* _TASK GOAL_
Restate the full set of records exactly, without adding or dropping a word.

* _TASK INPUT_
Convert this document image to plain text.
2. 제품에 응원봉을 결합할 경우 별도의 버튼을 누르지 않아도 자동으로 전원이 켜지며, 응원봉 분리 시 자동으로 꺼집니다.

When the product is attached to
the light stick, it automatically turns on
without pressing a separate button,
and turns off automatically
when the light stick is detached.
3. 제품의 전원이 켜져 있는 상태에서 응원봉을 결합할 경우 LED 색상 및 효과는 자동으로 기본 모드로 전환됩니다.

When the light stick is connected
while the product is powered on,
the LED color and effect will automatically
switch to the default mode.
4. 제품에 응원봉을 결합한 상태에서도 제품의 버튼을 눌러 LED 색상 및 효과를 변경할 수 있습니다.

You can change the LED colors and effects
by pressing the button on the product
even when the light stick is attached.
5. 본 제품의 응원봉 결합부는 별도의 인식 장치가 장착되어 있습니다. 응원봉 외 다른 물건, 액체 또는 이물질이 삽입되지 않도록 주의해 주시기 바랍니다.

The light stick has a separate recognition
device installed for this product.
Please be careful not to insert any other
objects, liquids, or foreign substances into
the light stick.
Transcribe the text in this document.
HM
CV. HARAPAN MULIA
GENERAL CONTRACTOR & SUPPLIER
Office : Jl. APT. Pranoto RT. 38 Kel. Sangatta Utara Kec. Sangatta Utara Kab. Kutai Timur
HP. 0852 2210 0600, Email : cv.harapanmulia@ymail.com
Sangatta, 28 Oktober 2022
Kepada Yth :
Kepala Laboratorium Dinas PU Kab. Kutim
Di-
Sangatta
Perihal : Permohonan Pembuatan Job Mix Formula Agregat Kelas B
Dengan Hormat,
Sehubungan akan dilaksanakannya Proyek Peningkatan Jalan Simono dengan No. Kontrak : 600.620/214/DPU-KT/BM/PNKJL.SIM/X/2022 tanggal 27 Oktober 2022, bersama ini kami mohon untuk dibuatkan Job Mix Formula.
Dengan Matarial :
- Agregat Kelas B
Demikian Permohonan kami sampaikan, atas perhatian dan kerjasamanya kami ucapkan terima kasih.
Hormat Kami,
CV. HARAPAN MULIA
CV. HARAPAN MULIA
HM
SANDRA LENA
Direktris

* _TASK SOLUTION_
Convert this document image to plain text.
2. 제품에 응원봉을 결합할 경우 별도의 버튼을 누르지 않아도 자동으로 전원이 켜지며, 응원봉 분리 시 자동으로 꺼집니다.

When the product is attached to
the light stick, it automatically turns on
without pressing a separate button,
and turns off automatically
when the light stick is detached.
3. 제품의 전원이 켜져 있는 상태에서 응원봉을 결합할 경우 LED 색상 및 효과는 자동으로 기본 모드로 전환됩니다.

When the light stick is connected
while the product is powered on,
the LED color and effect will automatically
switch to the default mode.
4. 제품에 응원봉을 결합한 상태에서도 제품의 버튼을 눌러 LED 색상 및 효과를 변경할 수 있습니다.

You can change the LED colors and effects
by pressing the button on the product
even when the light stick is attached.
5. 본 제품의 응원봉 결합부는 별도의 인식 장치가 장착되어 있습니다. 응원봉 외 다른 물건, 액체 또는 이물질이 삽입되지 않도록 주의해 주시기 바랍니다.

The light stick has a separate recognition
device installed for this product.
Please be careful not to insert any other
objects, liquids, or foreign substances into
the light stick.
Transcribe the text in this document.
HM
CV. HARAPAN MULIA
GENERAL CONTRACTOR & SUPPLIER
Office : Jl. APT. Pranoto RT. 38 Kel. Sangatta Utara Kec. Sangatta Utara Kab. Kutai Timur
HP. 0852 2210 0600, Email : cv.harapanmulia@ymail.com
Sangatta, 28 Oktober 2022
Kepada Yth :
Kepala Laboratorium Dinas PU Kab. Kutim
Di-
Sangatta
Perihal : Permohonan Pembuatan Job Mix Formula Agregat Kelas B
Dengan Hormat,
Sehubungan akan dilaksanakannya Proyek Peningkatan Jalan Simono dengan No. Kontrak : 600.620/214/DPU-KT/BM/PNKJL.SIM/X/2022 tanggal 27 Oktober 2022, bersama ini kami mohon untuk dibuatkan Job Mix Formula.
Dengan Matarial :
- Agregat Kelas B
Demikian Permohonan kami sampaikan, atas perhatian dan kerjasamanya kami ucapkan terima kasih.
Hormat Kami,
CV. HARAPAN MULIA
CV. HARAPAN MULIA
HM
SANDRA LENA
Direktris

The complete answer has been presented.